- [Set exercise]
Set the listing down again exactly, please, apart from its pictures.
┄┄┄┄┄┄┄┄┄┄┄┄┄┄┄┄┄┄┄┄
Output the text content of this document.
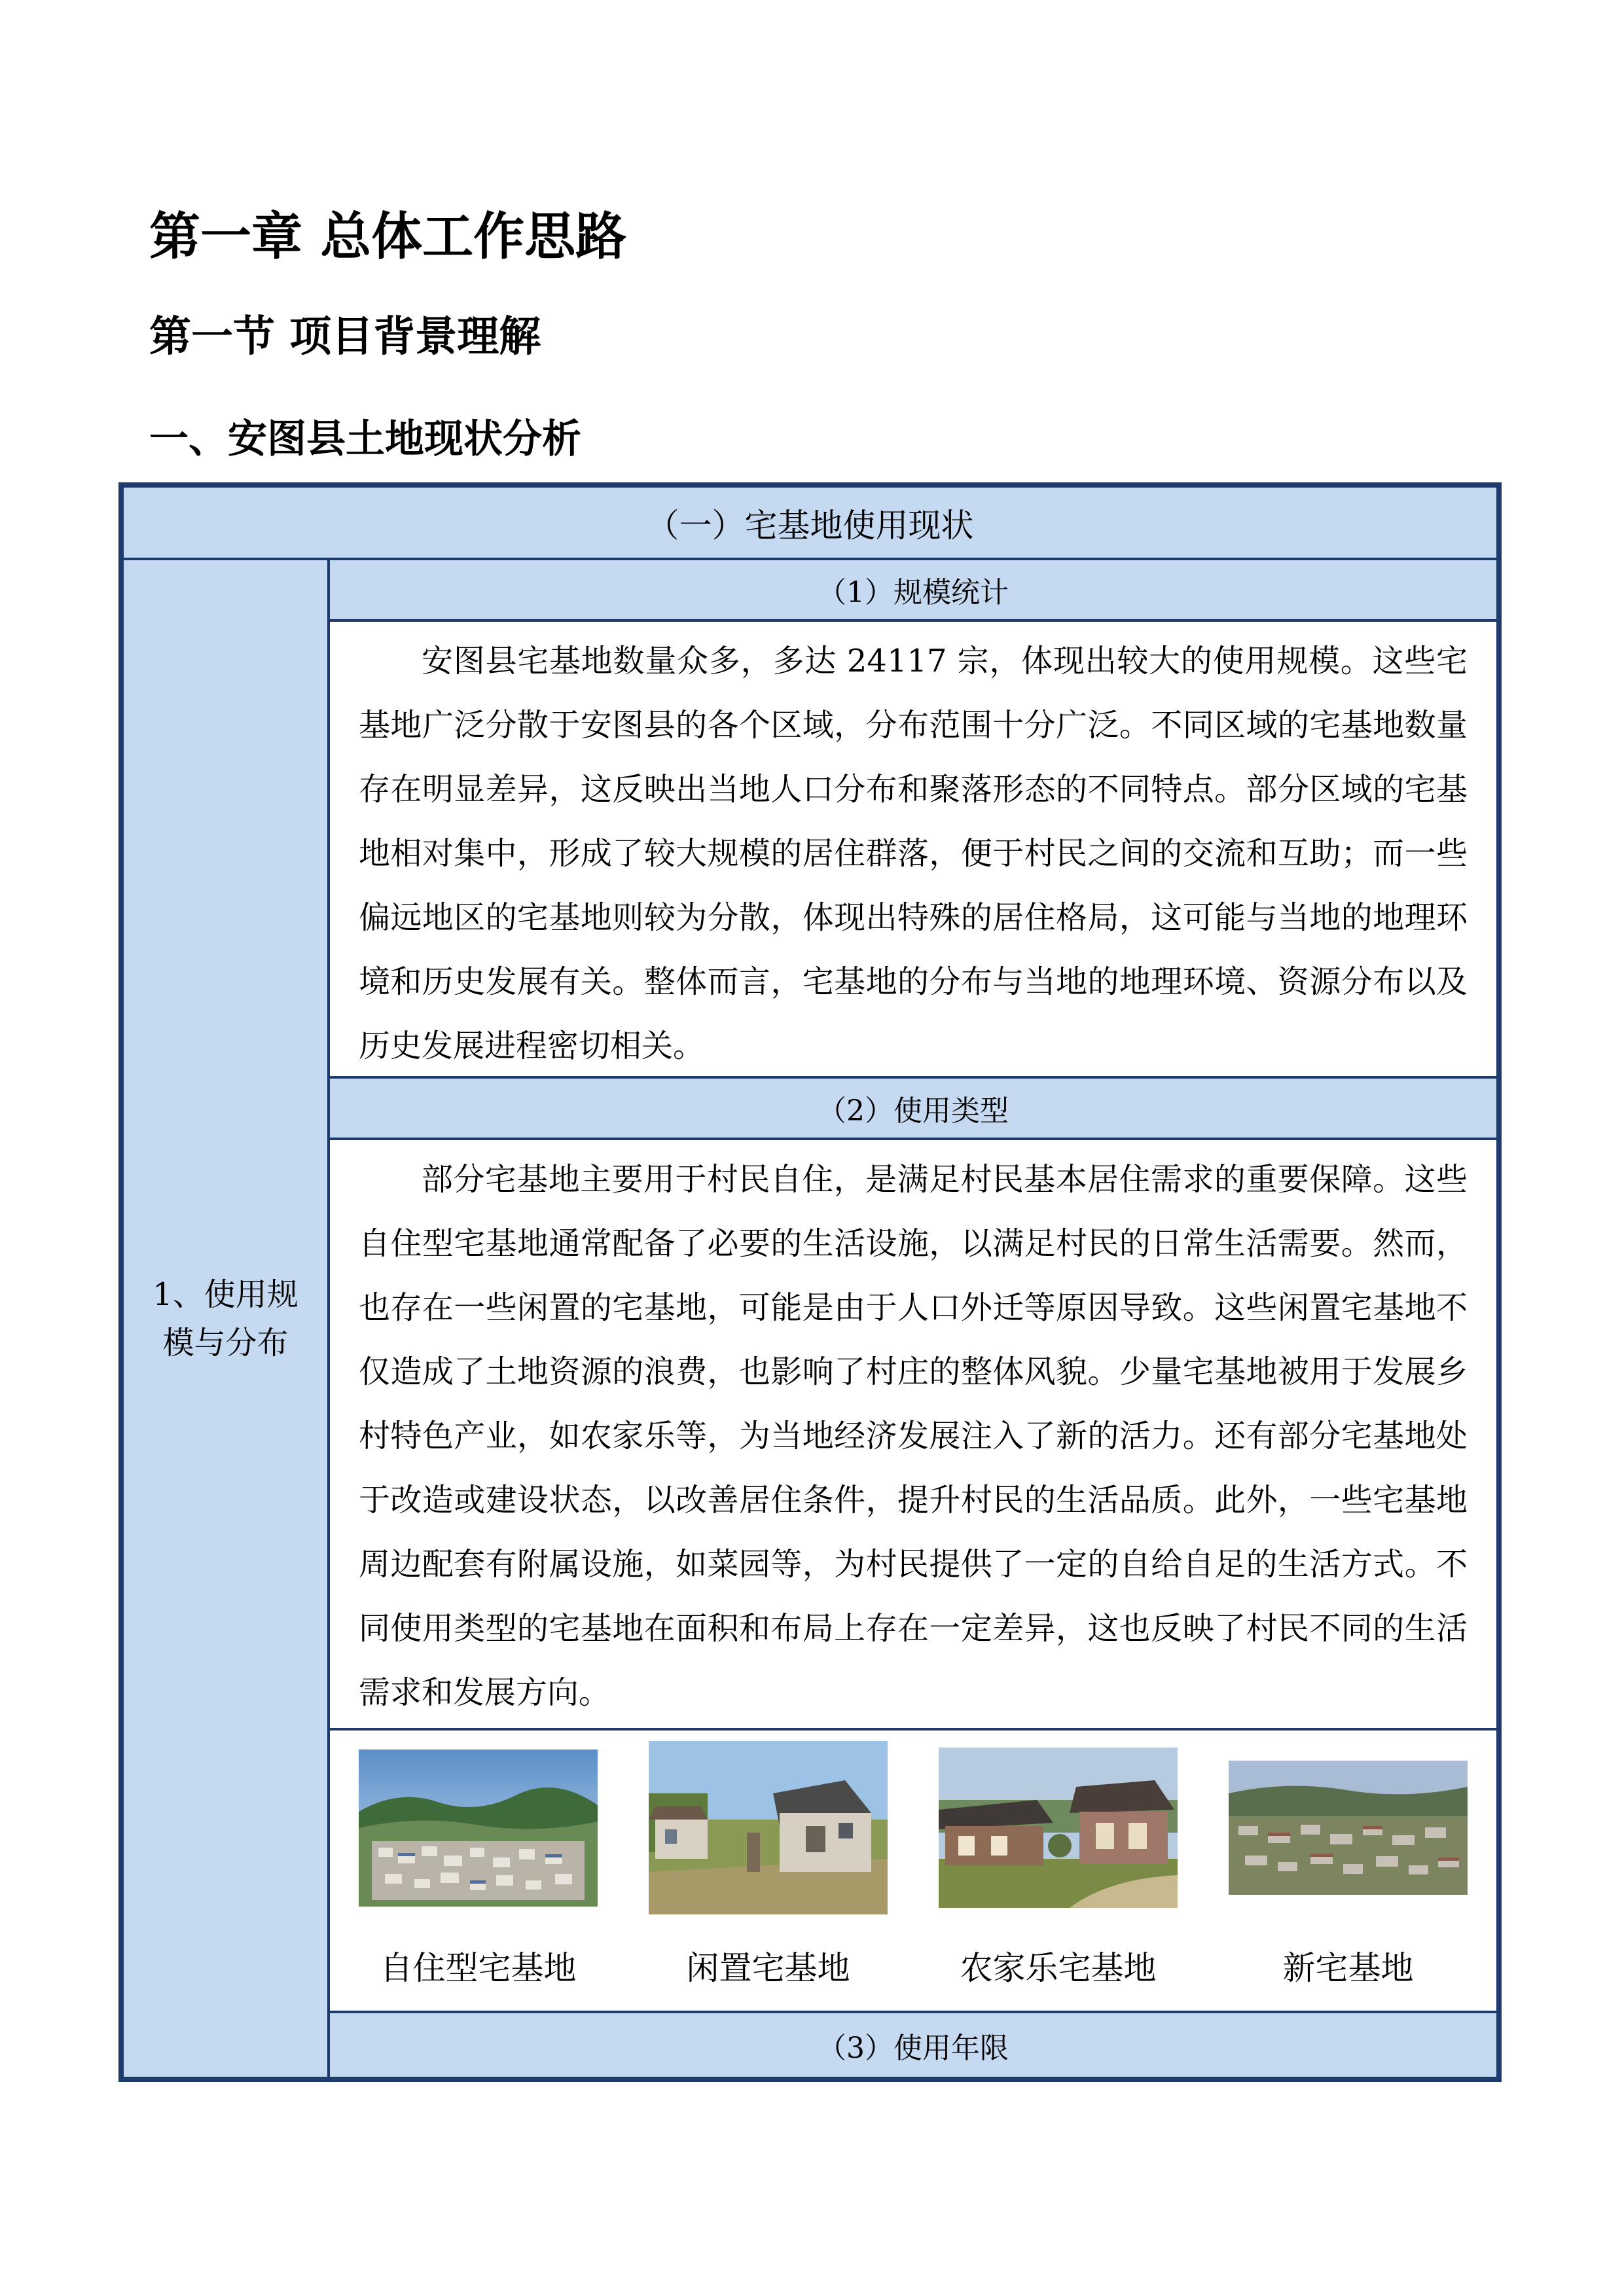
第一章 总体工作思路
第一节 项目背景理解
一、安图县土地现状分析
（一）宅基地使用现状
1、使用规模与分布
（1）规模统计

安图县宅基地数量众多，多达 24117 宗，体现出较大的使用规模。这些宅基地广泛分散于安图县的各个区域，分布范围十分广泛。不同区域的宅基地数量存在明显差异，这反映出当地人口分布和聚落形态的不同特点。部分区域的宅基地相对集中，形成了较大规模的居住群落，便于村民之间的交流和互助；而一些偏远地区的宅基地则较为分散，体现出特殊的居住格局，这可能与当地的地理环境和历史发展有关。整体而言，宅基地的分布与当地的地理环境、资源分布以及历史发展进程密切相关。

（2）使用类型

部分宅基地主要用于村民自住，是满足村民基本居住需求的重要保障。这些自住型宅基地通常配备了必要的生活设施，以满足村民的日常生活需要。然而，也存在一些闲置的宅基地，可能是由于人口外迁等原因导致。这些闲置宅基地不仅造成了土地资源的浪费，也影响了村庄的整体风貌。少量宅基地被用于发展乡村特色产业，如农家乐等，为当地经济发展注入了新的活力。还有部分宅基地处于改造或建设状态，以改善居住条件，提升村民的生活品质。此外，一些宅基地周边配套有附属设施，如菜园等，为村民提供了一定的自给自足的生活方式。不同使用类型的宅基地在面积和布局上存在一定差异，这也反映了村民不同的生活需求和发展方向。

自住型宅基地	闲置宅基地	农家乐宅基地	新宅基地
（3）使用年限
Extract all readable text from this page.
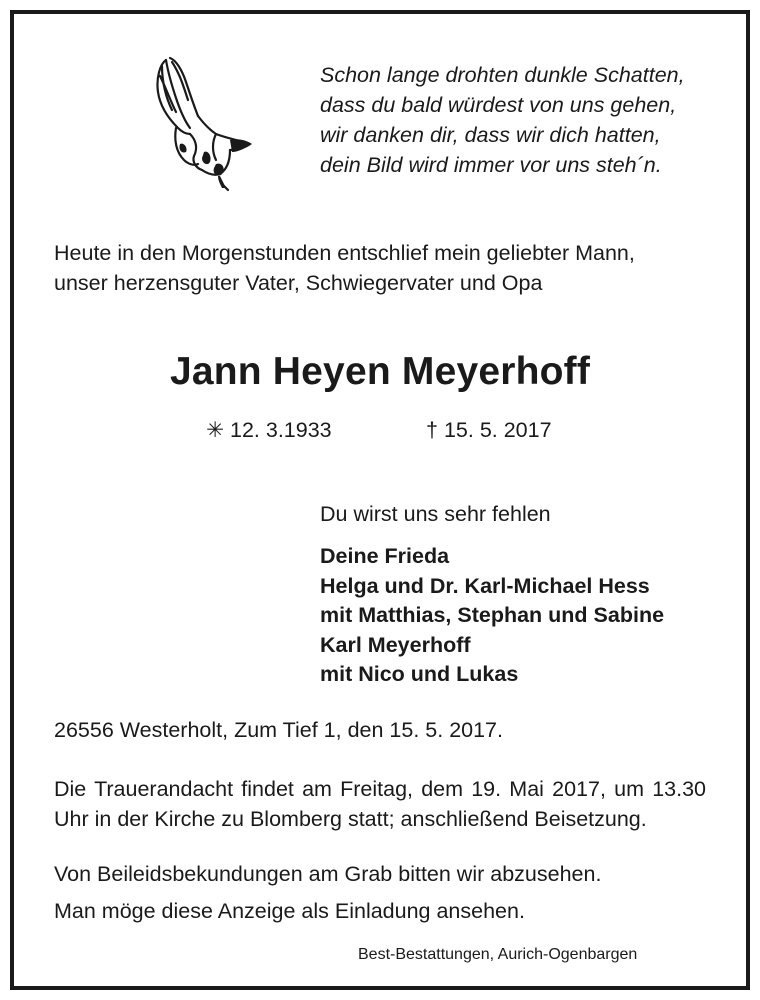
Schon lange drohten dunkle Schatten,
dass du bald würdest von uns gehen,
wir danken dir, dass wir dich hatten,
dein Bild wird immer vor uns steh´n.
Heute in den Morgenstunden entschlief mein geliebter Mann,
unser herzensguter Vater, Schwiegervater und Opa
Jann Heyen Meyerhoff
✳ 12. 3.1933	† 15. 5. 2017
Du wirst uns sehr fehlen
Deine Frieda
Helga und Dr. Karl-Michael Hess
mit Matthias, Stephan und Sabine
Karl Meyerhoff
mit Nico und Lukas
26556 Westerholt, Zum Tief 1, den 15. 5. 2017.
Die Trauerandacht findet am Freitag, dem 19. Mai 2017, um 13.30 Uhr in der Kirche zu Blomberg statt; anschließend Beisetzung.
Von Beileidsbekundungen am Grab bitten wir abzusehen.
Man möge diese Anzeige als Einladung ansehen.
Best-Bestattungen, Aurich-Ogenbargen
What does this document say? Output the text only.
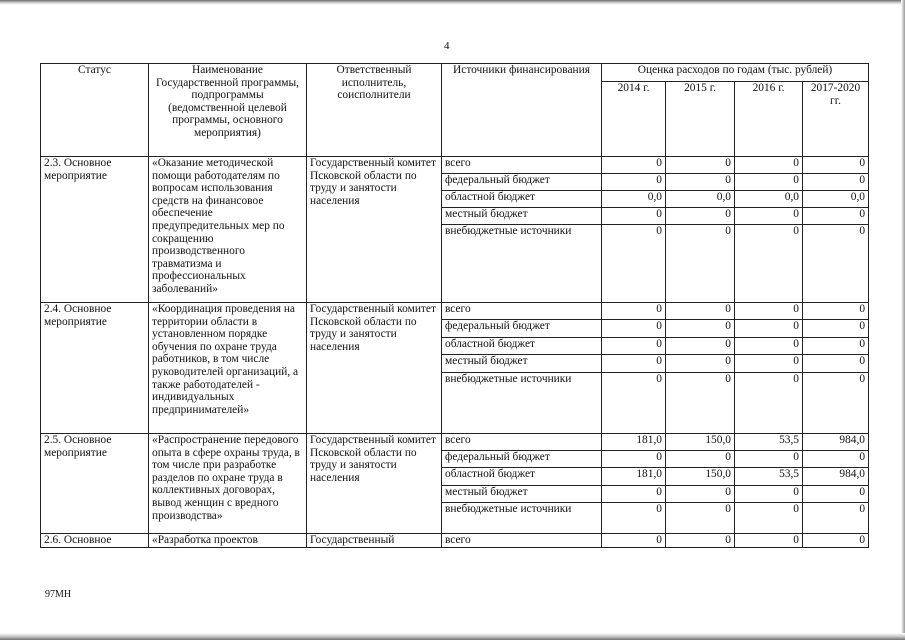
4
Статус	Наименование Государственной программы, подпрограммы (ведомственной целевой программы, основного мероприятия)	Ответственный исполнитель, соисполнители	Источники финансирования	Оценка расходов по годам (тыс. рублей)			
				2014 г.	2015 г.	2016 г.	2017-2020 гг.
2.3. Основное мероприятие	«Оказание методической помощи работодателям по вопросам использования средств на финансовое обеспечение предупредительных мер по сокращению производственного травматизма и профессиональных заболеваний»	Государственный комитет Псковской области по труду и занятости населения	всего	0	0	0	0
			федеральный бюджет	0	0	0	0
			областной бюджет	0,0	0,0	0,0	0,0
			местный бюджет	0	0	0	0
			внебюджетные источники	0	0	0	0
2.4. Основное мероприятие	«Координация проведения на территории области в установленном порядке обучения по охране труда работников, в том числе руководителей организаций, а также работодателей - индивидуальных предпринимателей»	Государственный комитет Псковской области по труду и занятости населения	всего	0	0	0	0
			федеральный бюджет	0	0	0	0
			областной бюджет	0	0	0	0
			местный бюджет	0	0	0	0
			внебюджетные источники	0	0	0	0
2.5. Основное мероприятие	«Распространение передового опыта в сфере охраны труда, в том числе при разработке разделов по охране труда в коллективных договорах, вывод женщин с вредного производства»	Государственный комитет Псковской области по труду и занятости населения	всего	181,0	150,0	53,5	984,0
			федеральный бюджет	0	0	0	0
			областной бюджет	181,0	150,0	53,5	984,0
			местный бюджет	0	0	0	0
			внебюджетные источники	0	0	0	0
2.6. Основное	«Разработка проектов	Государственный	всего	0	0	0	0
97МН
┄┄┄┄┄┄┄┄┄┄┄┄┄┄┄┄┄┄┄┄
- [The reply]
Output the text content of this document.
第一章 总体工作思路
第一节 项目背景理解
一、安图县土地现状分析
（一）宅基地使用现状
1、使用规模与分布
（1）规模统计

安图县宅基地数量众多，多达 24117 宗，体现出较大的使用规模。这些宅基地广泛分散于安图县的各个区域，分布范围十分广泛。不同区域的宅基地数量存在明显差异，这反映出当地人口分布和聚落形态的不同特点。部分区域的宅基地相对集中，形成了较大规模的居住群落，便于村民之间的交流和互助；而一些偏远地区的宅基地则较为分散，体现出特殊的居住格局，这可能与当地的地理环境和历史发展有关。整体而言，宅基地的分布与当地的地理环境、资源分布以及历史发展进程密切相关。

（2）使用类型

部分宅基地主要用于村民自住，是满足村民基本居住需求的重要保障。这些自住型宅基地通常配备了必要的生活设施，以满足村民的日常生活需要。然而，也存在一些闲置的宅基地，可能是由于人口外迁等原因导致。这些闲置宅基地不仅造成了土地资源的浪费，也影响了村庄的整体风貌。少量宅基地被用于发展乡村特色产业，如农家乐等，为当地经济发展注入了新的活力。还有部分宅基地处于改造或建设状态，以改善居住条件，提升村民的生活品质。此外，一些宅基地周边配套有附属设施，如菜园等，为村民提供了一定的自给自足的生活方式。不同使用类型的宅基地在面积和布局上存在一定差异，这也反映了村民不同的生活需求和发展方向。

自住型宅基地	闲置宅基地	农家乐宅基地	新宅基地
（3）使用年限
Extract all readable text from this page.
Schon lange drohten dunkle Schatten,
dass du bald würdest von uns gehen,
wir danken dir, dass wir dich hatten,
dein Bild wird immer vor uns steh´n.
Heute in den Morgenstunden entschlief mein geliebter Mann,
unser herzensguter Vater, Schwiegervater und Opa
Jann Heyen Meyerhoff
✳ 12. 3.1933	† 15. 5. 2017
Du wirst uns sehr fehlen
Deine Frieda
Helga und Dr. Karl-Michael Hess
mit Matthias, Stephan und Sabine
Karl Meyerhoff
mit Nico und Lukas
26556 Westerholt, Zum Tief 1, den 15. 5. 2017.
Die Trauerandacht findet am Freitag, dem 19. Mai 2017, um 13.30 Uhr in der Kirche zu Blomberg statt; anschließend Beisetzung.
Von Beileidsbekundungen am Grab bitten wir abzusehen.
Man möge diese Anzeige als Einladung ansehen.
Best-Bestattungen, Aurich-Ogenbargen
What does this document say? Output the text only.
4
Статус	Наименование Государственной программы, подпрограммы (ведомственной целевой программы, основного мероприятия)	Ответственный исполнитель, соисполнители	Источники финансирования	Оценка расходов по годам (тыс. рублей)			
				2014 г.	2015 г.	2016 г.	2017-2020 гг.
2.3. Основное мероприятие	«Оказание методической помощи работодателям по вопросам использования средств на финансовое обеспечение предупредительных мер по сокращению производственного травматизма и профессиональных заболеваний»	Государственный комитет Псковской области по труду и занятости населения	всего	0	0	0	0
			федеральный бюджет	0	0	0	0
			областной бюджет	0,0	0,0	0,0	0,0
			местный бюджет	0	0	0	0
			внебюджетные источники	0	0	0	0
2.4. Основное мероприятие	«Координация проведения на территории области в установленном порядке обучения по охране труда работников, в том числе руководителей организаций, а также работодателей - индивидуальных предпринимателей»	Государственный комитет Псковской области по труду и занятости населения	всего	0	0	0	0
			федеральный бюджет	0	0	0	0
			областной бюджет	0	0	0	0
			местный бюджет	0	0	0	0
			внебюджетные источники	0	0	0	0
2.5. Основное мероприятие	«Распространение передового опыта в сфере охраны труда, в том числе при разработке разделов по охране труда в коллективных договорах, вывод женщин с вредного производства»	Государственный комитет Псковской области по труду и занятости населения	всего	181,0	150,0	53,5	984,0
			федеральный бюджет	0	0	0	0
			областной бюджет	181,0	150,0	53,5	984,0
			местный бюджет	0	0	0	0
			внебюджетные источники	0	0	0	0
2.6. Основное	«Разработка проектов	Государственный	всего	0	0	0	0
97МН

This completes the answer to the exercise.